▶ [THE DATA]
>>>>>

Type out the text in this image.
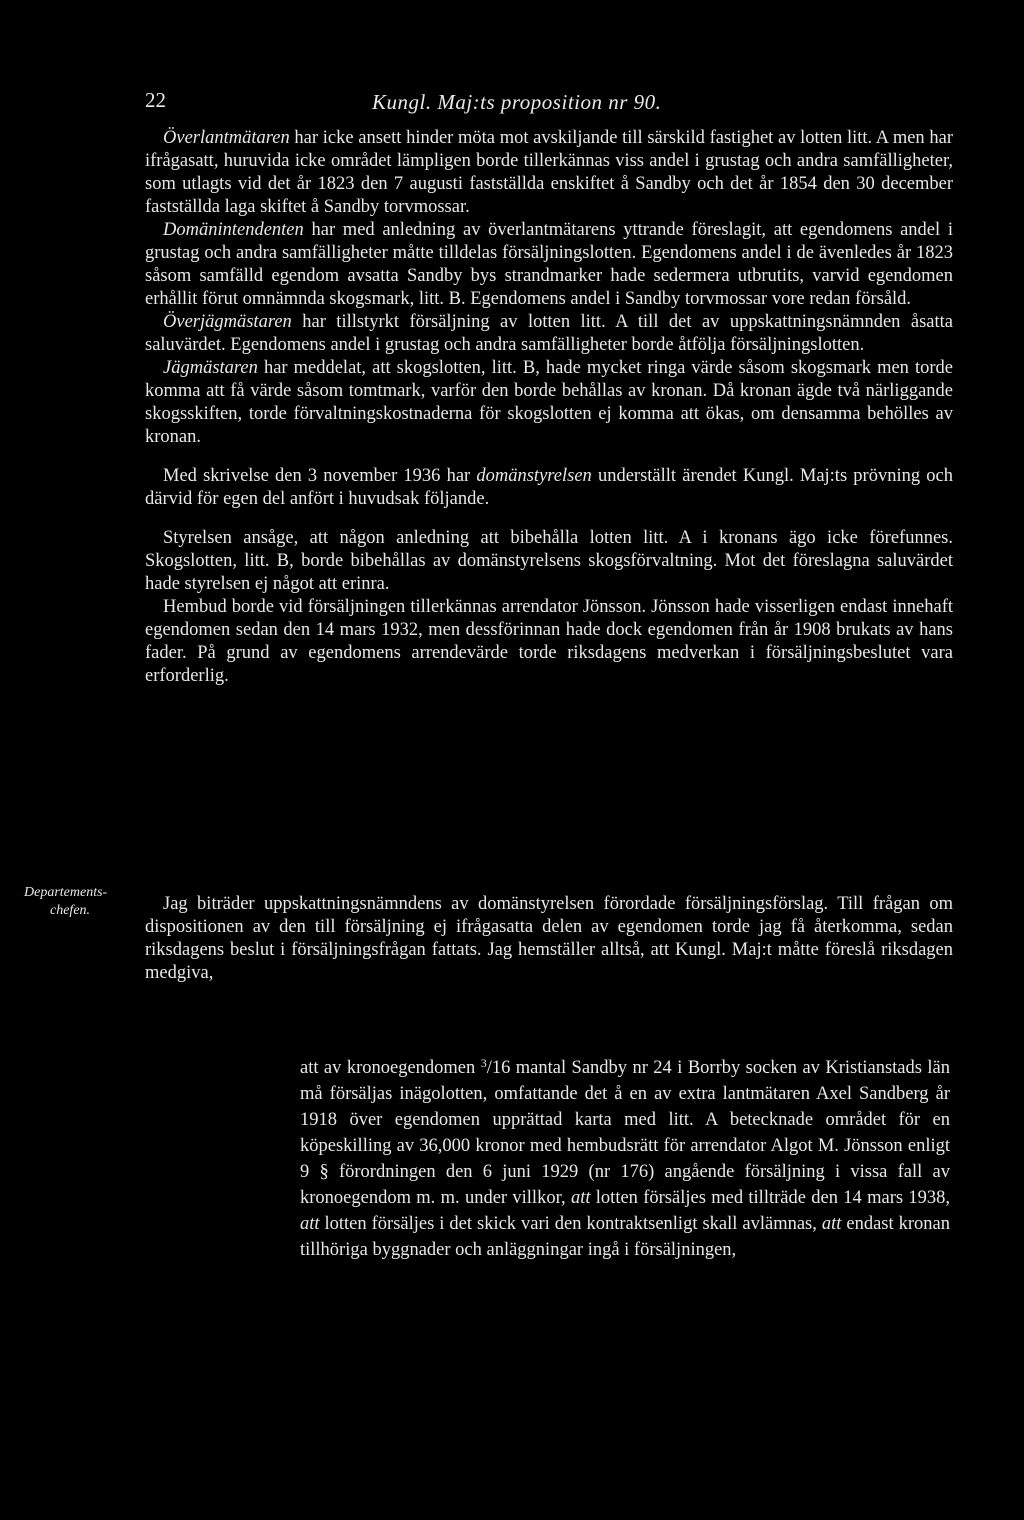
22	Kungl. Maj:ts proposition nr 90.

Överlantmätaren har icke ansett hinder möta mot avskiljande till särskild fastighet av lotten litt. A men har ifrågasatt, huruvida icke området lämpligen borde tillerkännas viss andel i grustag och andra samfälligheter, som utlagts vid det år 1823 den 7 augusti fastställda enskiftet å Sandby och det år 1854 den 30 december fastställda laga skiftet å Sandby torvmossar.

Domänintendenten har med anledning av överlantmätarens yttrande föreslagit, att egendomens andel i grustag och andra samfälligheter måtte tilldelas försäljningslotten. Egendomens andel i de ävenledes år 1823 såsom samfälld egendom avsatta Sandby bys strandmarker hade sedermera utbrutits, varvid egendomen erhållit förut omnämnda skogsmark, litt. B. Egendomens andel i Sandby torvmossar vore redan försåld.

Överjägmästaren har tillstyrkt försäljning av lotten litt. A till det av uppskattningsnämnden åsatta saluvärdet. Egendomens andel i grustag och andra samfälligheter borde åtfölja försäljningslotten.

Jägmästaren har meddelat, att skogslotten, litt. B, hade mycket ringa värde såsom skogsmark men torde komma att få värde såsom tomtmark, varför den borde behållas av kronan. Då kronan ägde två närliggande skogsskiften, torde förvaltningskostnaderna för skogslotten ej komma att ökas, om densamma behölles av kronan.

Med skrivelse den 3 november 1936 har domänstyrelsen underställt ärendet Kungl. Maj:ts prövning och därvid för egen del anfört i huvudsak följande.

Styrelsen ansåge, att någon anledning att bibehålla lotten litt. A i kronans ägo icke förefunnes. Skogslotten, litt. B, borde bibehållas av domänstyrelsens skogsförvaltning. Mot det föreslagna saluvärdet hade styrelsen ej något att erinra.

Hembud borde vid försäljningen tillerkännas arrendator Jönsson. Jönsson hade visserligen endast innehaft egendomen sedan den 14 mars 1932, men dessförinnan hade dock egendomen från år 1908 brukats av hans fader. På grund av egendomens arrendevärde torde riksdagens medverkan i försäljningsbeslutet vara erforderlig.

Departements-
chefen.	Jag biträder uppskattningsnämndens av domänstyrelsen förordade försäljningsförslag. Till frågan om dispositionen av den till försäljning ej ifrågasatta delen av egendomen torde jag få återkomma, sedan riksdagens beslut i försäljningsfrågan fattats. Jag hemställer alltså, att Kungl. Maj:t måtte föreslå riksdagen medgiva,

att av kronoegendomen $^3$/16 mantal Sandby nr 24 i Borrby socken av Kristianstads län må försäljas inägolotten, omfattande det å en av extra lantmätaren Axel Sandberg år 1918 över egendomen upprättad karta med litt. A betecknade området för en köpeskilling av 36,000 kronor med hembudsrätt för arrendator Algot M. Jönsson enligt 9 § förordningen den 6 juni 1929 (nr 176) angående försäljning i vissa fall av kronoegendom m. m. under villkor, att lotten försäljes med tillträde den 14 mars 1938, att lotten försäljes i det skick vari den kontraktsenligt skall avlämnas, att endast kronan tillhöriga byggnader och anläggningar ingå i försäljningen,
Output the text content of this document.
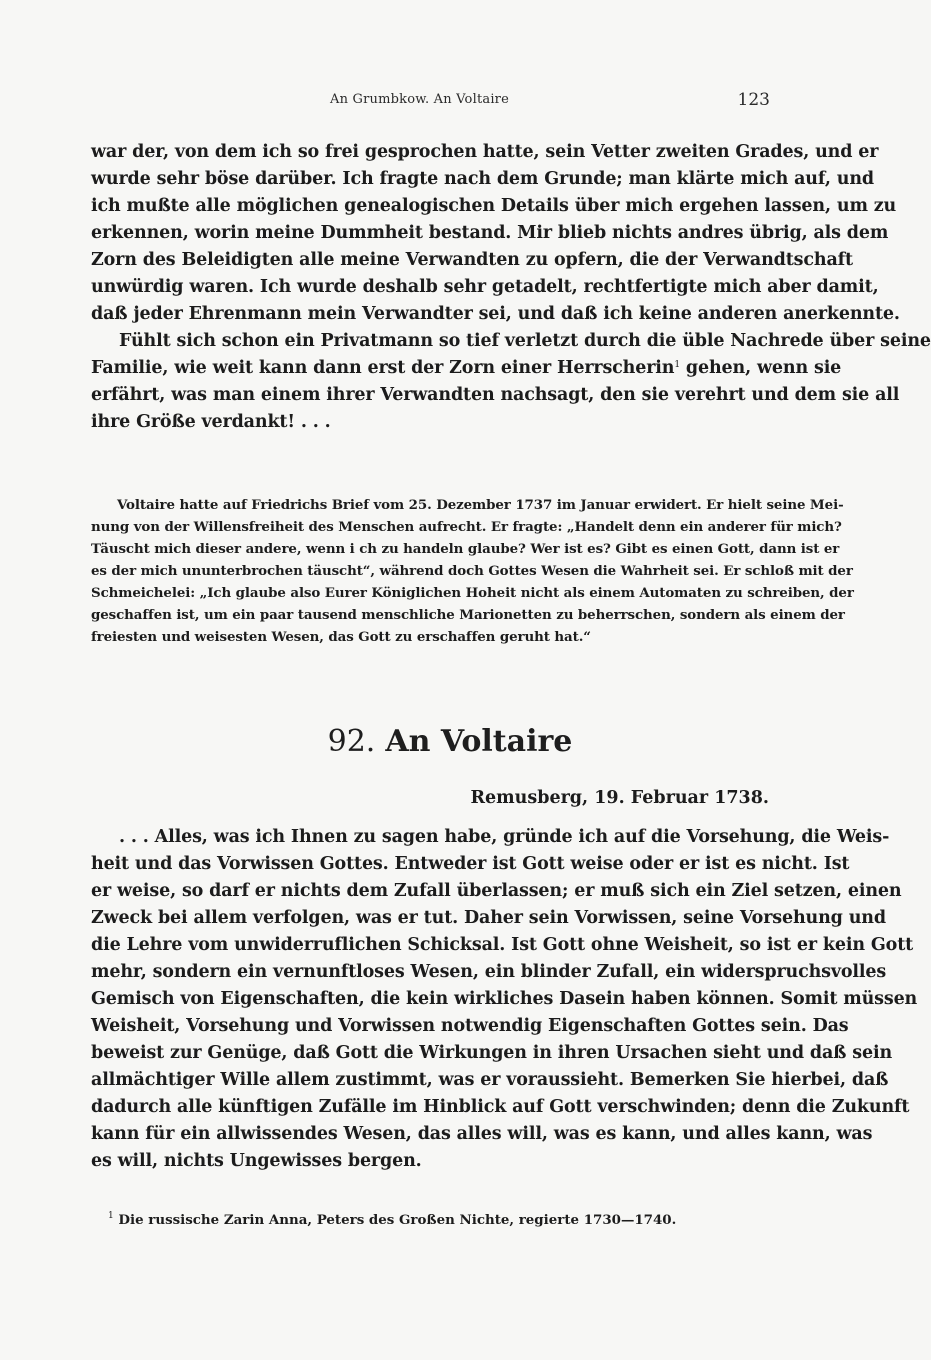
An Grumbkow. An Voltaire	123
war der, von dem ich so frei gesprochen hatte, sein Vetter zweiten Grades, und er
wurde sehr böse darüber. Ich fragte nach dem Grunde; man klärte mich auf, und
ich mußte alle möglichen genealogischen Details über mich ergehen lassen, um zu
erkennen, worin meine Dummheit bestand. Mir blieb nichts andres übrig, als dem
Zorn des Beleidigten alle meine Verwandten zu opfern, die der Verwandtschaft
unwürdig waren. Ich wurde deshalb sehr getadelt, rechtfertigte mich aber damit,
daß jeder Ehrenmann mein Verwandter sei, und daß ich keine anderen anerkennte.
Fühlt sich schon ein Privatmann so tief verletzt durch die üble Nachrede über seine
Familie, wie weit kann dann erst der Zorn einer Herrscherin$^1$ gehen, wenn sie
erfährt, was man einem ihrer Verwandten nachsagt, den sie verehrt und dem sie all
ihre Größe verdankt! . . .
Voltaire hatte auf Friedrichs Brief vom 25. Dezember 1737 im Januar erwidert. Er hielt seine Mei-
nung von der Willensfreiheit des Menschen aufrecht. Er fragte: „Handelt denn ein anderer für mich?
Täuscht mich dieser andere, wenn i ch zu handeln glaube? Wer ist es? Gibt es einen Gott, dann ist er
es der mich ununterbrochen täuscht“, während doch Gottes Wesen die Wahrheit sei. Er schloß mit der
Schmeichelei: „Ich glaube also Eurer Königlichen Hoheit nicht als einem Automaten zu schreiben, der
geschaffen ist, um ein paar tausend menschliche Marionetten zu beherrschen, sondern als einem der
freiesten und weisesten Wesen, das Gott zu erschaffen geruht hat.“
92. An Voltaire
Remusberg, 19. Februar 1738.
. . . Alles, was ich Ihnen zu sagen habe, gründe ich auf die Vorsehung, die Weis-
heit und das Vorwissen Gottes. Entweder ist Gott weise oder er ist es nicht. Ist
er weise, so darf er nichts dem Zufall überlassen; er muß sich ein Ziel setzen, einen
Zweck bei allem verfolgen, was er tut. Daher sein Vorwissen, seine Vorsehung und
die Lehre vom unwiderruflichen Schicksal. Ist Gott ohne Weisheit, so ist er kein Gott
mehr, sondern ein vernunftloses Wesen, ein blinder Zufall, ein widerspruchsvolles
Gemisch von Eigenschaften, die kein wirkliches Dasein haben können. Somit müssen
Weisheit, Vorsehung und Vorwissen notwendig Eigenschaften Gottes sein. Das
beweist zur Genüge, daß Gott die Wirkungen in ihren Ursachen sieht und daß sein
allmächtiger Wille allem zustimmt, was er voraussieht. Bemerken Sie hierbei, daß
dadurch alle künftigen Zufälle im Hinblick auf Gott verschwinden; denn die Zukunft
kann für ein allwissendes Wesen, das alles will, was es kann, und alles kann, was
es will, nichts Ungewisses bergen.
$^1$ Die russische Zarin Anna, Peters des Großen Nichte, regierte 1730—1740.
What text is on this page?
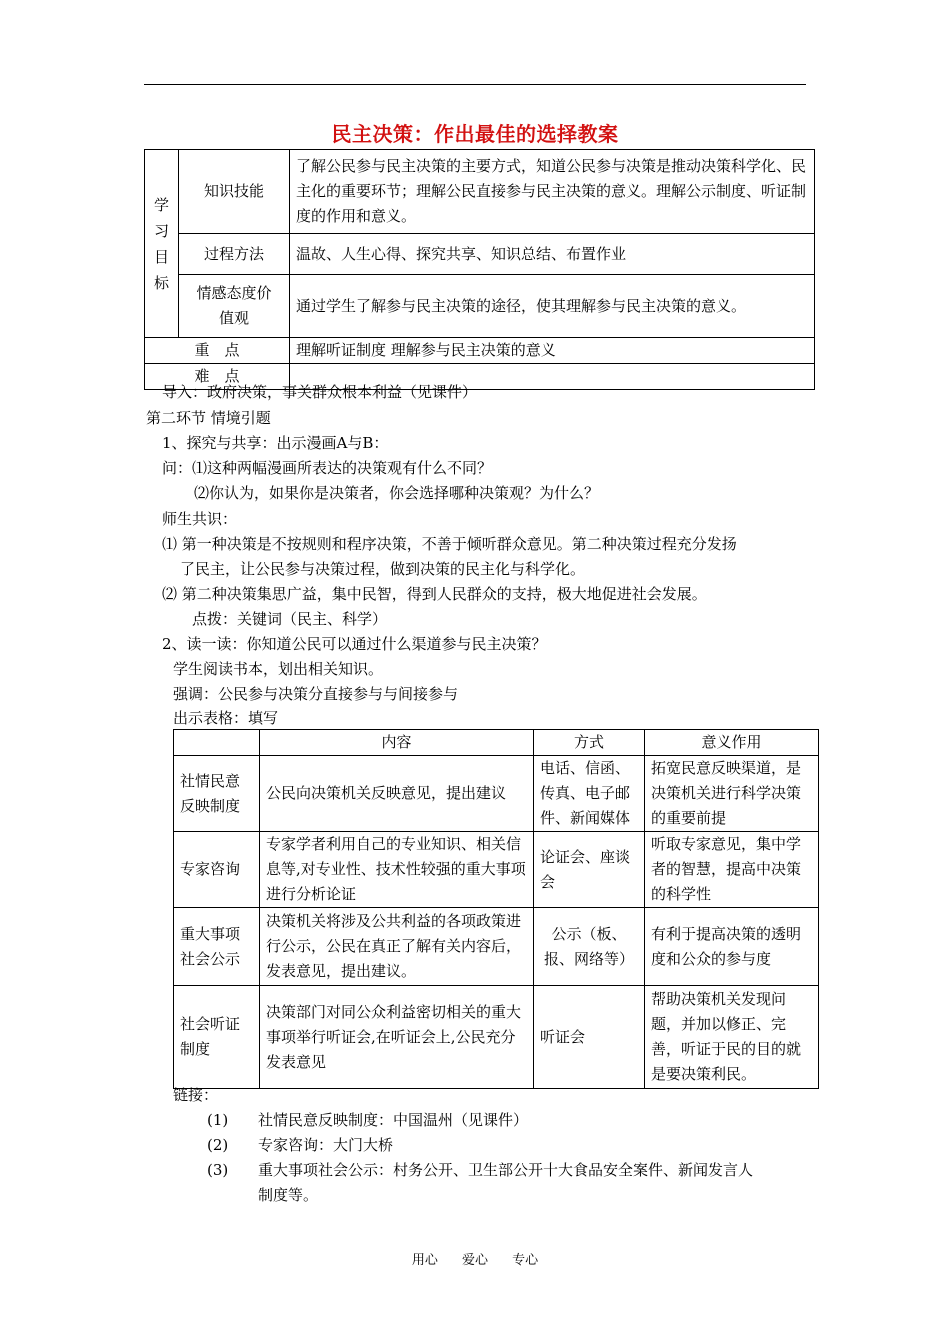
民主决策：作出最佳的选择教案
学
习
目
标	知识技能	了解公民参与民主决策的主要方式，知道公民参与决策是推动决策科学化、民主化的重要环节；理解公民直接参与民主决策的意义。理解公示制度、听证制度的作用和意义。
	过程方法	温故、人生心得、探究共享、知识总结、布置作业
	情感态度价值观	通过学生了解参与民主决策的途径，使其理解参与民主决策的意义。
重　点		理解听证制度 理解参与民主决策的意义
难　点		
导入：政府决策，事关群众根本利益（见课件）
第二环节 情境引题
1、探究与共享：出示漫画A与B：
问：⑴这种两幅漫画所表达的决策观有什么不同？
⑵你认为，如果你是决策者，你会选择哪种决策观？为什么？
师生共识：
⑴ 第一种决策是不按规则和程序决策，不善于倾听群众意见。第二种决策过程充分发扬
了民主，让公民参与决策过程，做到决策的民主化与科学化。
⑵ 第二种决策集思广益，集中民智，得到人民群众的支持，极大地促进社会发展。
点拨：关键词（民主、科学）
2、读一读：你知道公民可以通过什么渠道参与民主决策？
学生阅读书本，划出相关知识。
强调：公民参与决策分直接参与与间接参与
出示表格：填写
	内容	方式	意义作用
社情民意反映制度	公民向决策机关反映意见，提出建议	电话、信函、传真、电子邮件、新闻媒体	拓宽民意反映渠道，是决策机关进行科学决策的重要前提
专家咨询	专家学者利用自己的专业知识、相关信息等,对专业性、技术性较强的重大事项进行分析论证	论证会、座谈会	听取专家意见，集中学者的智慧，提高中决策的科学性
重大事项社会公示	决策机关将涉及公共利益的各项政策进行公示，公民在真正了解有关内容后，发表意见，提出建议。	公示（板、报、网络等）	有利于提高决策的透明度和公众的参与度
社会听证制度	决策部门对同公众利益密切相关的重大事项举行听证会,在听证会上,公民充分发表意见	听证会	帮助决策机关发现问题，并加以修正、完善，听证于民的目的就是要决策利民。
链接：
(1) 社情民意反映制度：中国温州（见课件）
(2) 专家咨询：大门大桥
(3) 重大事项社会公示：村务公开、卫生部公开十大食品安全案件、新闻发言人
制度等。
用心 爱心 专心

<<<<<

▶ [WRITTEN REQUEST]
Reproduce exactly and only the lines from the one with "What text is on this page?" through the last entry, both included, excluding every picture.

▶ [EXPECTED ANSWER]
What text is on this page?
民主决策：作出最佳的选择教案
学
习
目
标	知识技能	了解公民参与民主决策的主要方式，知道公民参与决策是推动决策科学化、民主化的重要环节；理解公民直接参与民主决策的意义。理解公示制度、听证制度的作用和意义。
	过程方法	温故、人生心得、探究共享、知识总结、布置作业
	情感态度价值观	通过学生了解参与民主决策的途径，使其理解参与民主决策的意义。
重　点		理解听证制度 理解参与民主决策的意义
难　点		
导入：政府决策，事关群众根本利益（见课件）
第二环节 情境引题
1、探究与共享：出示漫画A与B：
问：⑴这种两幅漫画所表达的决策观有什么不同？
⑵你认为，如果你是决策者，你会选择哪种决策观？为什么？
师生共识：
⑴ 第一种决策是不按规则和程序决策，不善于倾听群众意见。第二种决策过程充分发扬
了民主，让公民参与决策过程，做到决策的民主化与科学化。
⑵ 第二种决策集思广益，集中民智，得到人民群众的支持，极大地促进社会发展。
点拨：关键词（民主、科学）
2、读一读：你知道公民可以通过什么渠道参与民主决策？
学生阅读书本，划出相关知识。
强调：公民参与决策分直接参与与间接参与
出示表格：填写
	内容	方式	意义作用
社情民意反映制度	公民向决策机关反映意见，提出建议	电话、信函、传真、电子邮件、新闻媒体	拓宽民意反映渠道，是决策机关进行科学决策的重要前提
专家咨询	专家学者利用自己的专业知识、相关信息等,对专业性、技术性较强的重大事项进行分析论证	论证会、座谈会	听取专家意见，集中学者的智慧，提高中决策的科学性
重大事项社会公示	决策机关将涉及公共利益的各项政策进行公示，公民在真正了解有关内容后，发表意见，提出建议。	公示（板、报、网络等）	有利于提高决策的透明度和公众的参与度
社会听证制度	决策部门对同公众利益密切相关的重大事项举行听证会,在听证会上,公民充分发表意见	听证会	帮助决策机关发现问题，并加以修正、完善，听证于民的目的就是要决策利民。
链接：
(1) 社情民意反映制度：中国温州（见课件）
(2) 专家咨询：大门大桥
(3) 重大事项社会公示：村务公开、卫生部公开十大食品安全案件、新闻发言人
制度等。
用心 爱心 专心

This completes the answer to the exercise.